OBJECTIVE |
Copy out all lines that carry the word "correct".

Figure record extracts
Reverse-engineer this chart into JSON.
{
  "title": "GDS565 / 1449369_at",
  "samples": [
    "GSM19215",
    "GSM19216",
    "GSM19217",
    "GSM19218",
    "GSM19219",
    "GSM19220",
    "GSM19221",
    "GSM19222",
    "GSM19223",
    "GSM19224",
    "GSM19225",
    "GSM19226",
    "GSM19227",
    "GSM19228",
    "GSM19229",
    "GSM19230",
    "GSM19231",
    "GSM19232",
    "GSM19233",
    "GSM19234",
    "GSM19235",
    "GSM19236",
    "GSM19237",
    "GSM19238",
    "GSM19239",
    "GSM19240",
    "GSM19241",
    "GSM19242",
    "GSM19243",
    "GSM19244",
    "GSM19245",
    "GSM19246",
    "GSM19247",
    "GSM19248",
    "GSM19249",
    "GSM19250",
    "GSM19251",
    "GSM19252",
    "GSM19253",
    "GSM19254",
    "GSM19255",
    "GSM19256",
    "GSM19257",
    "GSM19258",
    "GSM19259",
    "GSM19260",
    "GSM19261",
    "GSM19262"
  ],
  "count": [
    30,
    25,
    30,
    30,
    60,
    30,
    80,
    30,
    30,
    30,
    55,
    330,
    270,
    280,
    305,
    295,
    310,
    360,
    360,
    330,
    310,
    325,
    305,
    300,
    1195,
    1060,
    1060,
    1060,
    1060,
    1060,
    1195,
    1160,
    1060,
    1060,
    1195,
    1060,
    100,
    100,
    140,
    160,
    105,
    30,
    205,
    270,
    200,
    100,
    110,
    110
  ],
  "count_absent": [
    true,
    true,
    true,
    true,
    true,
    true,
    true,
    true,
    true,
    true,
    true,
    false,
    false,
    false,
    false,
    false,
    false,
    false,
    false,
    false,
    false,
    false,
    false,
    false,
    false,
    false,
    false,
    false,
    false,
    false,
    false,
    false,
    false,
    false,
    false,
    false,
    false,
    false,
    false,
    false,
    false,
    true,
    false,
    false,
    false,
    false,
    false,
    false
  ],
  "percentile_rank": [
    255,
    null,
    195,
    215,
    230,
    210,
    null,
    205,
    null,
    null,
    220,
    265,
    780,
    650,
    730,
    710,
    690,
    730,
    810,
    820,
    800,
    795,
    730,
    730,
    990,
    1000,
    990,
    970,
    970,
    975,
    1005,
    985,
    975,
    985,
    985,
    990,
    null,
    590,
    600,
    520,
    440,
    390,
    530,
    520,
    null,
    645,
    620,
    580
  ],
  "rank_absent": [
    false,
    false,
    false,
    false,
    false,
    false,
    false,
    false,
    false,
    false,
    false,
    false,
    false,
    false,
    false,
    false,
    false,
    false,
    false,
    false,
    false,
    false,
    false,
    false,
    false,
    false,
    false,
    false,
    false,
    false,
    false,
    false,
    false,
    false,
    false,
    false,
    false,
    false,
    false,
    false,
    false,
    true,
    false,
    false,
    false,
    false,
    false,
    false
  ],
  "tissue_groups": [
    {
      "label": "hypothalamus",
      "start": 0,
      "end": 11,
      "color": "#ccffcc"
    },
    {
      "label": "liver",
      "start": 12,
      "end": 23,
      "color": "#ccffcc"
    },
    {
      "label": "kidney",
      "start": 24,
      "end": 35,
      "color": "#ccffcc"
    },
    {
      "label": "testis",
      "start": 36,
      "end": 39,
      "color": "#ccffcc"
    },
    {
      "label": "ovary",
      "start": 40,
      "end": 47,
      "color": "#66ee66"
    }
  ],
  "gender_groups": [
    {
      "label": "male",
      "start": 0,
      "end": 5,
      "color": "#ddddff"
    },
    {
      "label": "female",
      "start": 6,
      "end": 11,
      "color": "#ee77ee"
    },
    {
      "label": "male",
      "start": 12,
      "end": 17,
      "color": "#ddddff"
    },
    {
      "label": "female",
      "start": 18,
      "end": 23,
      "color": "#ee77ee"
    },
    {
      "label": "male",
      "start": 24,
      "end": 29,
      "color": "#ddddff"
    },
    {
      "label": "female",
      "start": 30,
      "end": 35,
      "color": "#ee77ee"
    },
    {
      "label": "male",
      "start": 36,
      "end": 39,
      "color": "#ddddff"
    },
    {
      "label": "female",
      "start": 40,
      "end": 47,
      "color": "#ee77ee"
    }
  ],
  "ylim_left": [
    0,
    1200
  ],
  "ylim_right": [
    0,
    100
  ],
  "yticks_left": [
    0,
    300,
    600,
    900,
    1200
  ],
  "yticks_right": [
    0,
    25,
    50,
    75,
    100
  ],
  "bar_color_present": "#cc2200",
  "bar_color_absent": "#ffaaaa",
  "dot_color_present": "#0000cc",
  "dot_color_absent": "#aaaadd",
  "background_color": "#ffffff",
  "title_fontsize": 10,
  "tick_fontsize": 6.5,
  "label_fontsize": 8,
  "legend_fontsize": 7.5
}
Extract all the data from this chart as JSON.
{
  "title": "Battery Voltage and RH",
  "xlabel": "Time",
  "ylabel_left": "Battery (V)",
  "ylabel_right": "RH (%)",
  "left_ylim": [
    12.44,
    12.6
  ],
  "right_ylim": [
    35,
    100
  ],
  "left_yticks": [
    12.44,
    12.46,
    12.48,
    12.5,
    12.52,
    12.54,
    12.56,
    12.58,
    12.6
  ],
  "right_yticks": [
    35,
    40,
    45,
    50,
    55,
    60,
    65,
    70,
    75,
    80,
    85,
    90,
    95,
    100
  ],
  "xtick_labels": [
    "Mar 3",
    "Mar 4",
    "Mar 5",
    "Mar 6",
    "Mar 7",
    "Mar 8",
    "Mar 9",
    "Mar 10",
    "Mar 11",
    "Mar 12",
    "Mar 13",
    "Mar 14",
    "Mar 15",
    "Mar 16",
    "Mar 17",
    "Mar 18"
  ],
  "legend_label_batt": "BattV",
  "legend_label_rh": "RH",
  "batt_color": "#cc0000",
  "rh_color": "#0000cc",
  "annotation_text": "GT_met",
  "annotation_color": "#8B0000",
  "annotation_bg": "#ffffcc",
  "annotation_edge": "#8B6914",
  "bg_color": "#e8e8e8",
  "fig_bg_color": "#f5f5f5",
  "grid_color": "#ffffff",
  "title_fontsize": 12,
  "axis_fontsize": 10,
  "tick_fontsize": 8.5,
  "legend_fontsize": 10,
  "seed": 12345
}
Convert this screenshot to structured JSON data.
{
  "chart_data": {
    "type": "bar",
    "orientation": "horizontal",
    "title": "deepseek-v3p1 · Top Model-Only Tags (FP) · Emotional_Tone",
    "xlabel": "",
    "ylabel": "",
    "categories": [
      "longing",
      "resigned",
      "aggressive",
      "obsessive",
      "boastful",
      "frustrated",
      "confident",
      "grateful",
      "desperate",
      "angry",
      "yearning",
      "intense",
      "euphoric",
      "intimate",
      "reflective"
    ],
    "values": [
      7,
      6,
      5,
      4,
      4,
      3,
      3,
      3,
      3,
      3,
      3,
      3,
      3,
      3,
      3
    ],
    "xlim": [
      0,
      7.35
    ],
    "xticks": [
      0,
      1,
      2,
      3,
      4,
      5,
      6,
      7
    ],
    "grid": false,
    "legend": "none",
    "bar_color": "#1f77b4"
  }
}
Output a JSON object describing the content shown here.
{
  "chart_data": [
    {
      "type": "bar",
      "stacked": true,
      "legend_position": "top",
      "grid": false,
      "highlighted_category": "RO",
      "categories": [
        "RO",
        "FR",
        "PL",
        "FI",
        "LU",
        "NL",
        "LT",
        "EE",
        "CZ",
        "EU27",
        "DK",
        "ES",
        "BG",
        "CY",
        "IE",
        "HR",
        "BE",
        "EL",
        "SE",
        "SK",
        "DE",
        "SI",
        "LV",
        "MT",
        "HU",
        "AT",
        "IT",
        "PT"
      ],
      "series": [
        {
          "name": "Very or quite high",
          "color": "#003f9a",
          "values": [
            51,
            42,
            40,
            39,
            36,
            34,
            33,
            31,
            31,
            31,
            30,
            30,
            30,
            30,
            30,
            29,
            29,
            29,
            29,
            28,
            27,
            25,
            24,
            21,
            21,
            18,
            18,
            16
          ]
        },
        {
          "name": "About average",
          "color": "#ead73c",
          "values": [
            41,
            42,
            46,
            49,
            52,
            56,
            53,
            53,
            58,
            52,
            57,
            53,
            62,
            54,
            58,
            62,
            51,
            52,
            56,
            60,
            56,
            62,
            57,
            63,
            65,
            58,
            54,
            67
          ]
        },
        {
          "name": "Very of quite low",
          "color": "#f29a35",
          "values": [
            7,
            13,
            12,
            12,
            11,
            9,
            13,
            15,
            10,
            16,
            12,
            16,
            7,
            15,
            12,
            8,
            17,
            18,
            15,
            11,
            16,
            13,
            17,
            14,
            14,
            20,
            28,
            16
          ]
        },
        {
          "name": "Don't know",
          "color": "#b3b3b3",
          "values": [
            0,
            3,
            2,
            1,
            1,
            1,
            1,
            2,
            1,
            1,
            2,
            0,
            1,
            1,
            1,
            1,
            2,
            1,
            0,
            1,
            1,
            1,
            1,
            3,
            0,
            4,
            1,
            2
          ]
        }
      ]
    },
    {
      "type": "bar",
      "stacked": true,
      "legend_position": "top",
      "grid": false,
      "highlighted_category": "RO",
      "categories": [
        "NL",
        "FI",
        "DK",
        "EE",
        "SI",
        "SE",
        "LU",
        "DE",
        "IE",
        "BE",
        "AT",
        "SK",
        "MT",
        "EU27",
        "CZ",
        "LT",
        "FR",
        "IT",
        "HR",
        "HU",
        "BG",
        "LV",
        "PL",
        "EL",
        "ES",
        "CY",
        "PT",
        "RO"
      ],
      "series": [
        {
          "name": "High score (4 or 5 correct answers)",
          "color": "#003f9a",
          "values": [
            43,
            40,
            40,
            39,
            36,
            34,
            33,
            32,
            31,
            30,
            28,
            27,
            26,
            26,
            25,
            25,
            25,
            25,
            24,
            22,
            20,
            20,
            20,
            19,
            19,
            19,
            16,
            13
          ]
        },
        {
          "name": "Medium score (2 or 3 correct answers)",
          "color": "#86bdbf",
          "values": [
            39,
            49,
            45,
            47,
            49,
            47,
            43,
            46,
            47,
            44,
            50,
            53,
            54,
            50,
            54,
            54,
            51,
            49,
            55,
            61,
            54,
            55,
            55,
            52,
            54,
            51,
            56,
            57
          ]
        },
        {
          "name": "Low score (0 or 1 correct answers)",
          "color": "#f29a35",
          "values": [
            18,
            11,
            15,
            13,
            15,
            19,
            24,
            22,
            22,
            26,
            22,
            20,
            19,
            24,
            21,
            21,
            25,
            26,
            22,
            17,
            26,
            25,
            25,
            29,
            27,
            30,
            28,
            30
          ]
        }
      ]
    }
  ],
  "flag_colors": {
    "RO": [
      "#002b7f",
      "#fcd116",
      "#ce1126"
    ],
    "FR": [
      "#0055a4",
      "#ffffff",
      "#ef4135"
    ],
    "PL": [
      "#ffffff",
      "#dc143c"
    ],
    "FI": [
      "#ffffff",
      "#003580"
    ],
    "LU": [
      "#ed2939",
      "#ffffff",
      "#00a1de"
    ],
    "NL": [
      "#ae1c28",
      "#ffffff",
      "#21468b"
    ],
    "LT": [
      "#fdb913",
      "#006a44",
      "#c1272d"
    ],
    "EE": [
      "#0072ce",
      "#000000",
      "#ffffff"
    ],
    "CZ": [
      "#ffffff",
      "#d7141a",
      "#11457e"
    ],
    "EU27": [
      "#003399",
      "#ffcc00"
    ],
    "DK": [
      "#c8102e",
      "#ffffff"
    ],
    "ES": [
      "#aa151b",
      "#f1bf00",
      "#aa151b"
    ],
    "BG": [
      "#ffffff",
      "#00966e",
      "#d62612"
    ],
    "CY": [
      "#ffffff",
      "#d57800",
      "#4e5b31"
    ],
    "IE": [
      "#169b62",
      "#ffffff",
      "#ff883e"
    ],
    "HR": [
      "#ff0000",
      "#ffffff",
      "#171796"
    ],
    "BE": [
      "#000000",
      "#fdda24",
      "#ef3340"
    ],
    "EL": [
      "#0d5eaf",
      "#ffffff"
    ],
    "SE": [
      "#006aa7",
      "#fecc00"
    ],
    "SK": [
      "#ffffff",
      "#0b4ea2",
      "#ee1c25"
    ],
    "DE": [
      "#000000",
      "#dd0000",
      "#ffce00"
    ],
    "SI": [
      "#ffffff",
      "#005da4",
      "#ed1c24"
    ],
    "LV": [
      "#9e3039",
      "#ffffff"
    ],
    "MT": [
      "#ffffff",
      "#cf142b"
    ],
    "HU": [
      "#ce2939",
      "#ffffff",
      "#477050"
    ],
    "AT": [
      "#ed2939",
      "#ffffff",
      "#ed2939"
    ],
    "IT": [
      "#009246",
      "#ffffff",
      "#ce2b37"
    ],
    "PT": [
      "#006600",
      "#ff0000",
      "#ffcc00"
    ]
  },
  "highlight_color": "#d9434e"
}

RESPONSE FOR THIS EXERCISE |
          "name": "High score (4 or 5 correct answers)",
          "name": "Medium score (2 or 3 correct answers)",
          "name": "Low score (0 or 1 correct answers)",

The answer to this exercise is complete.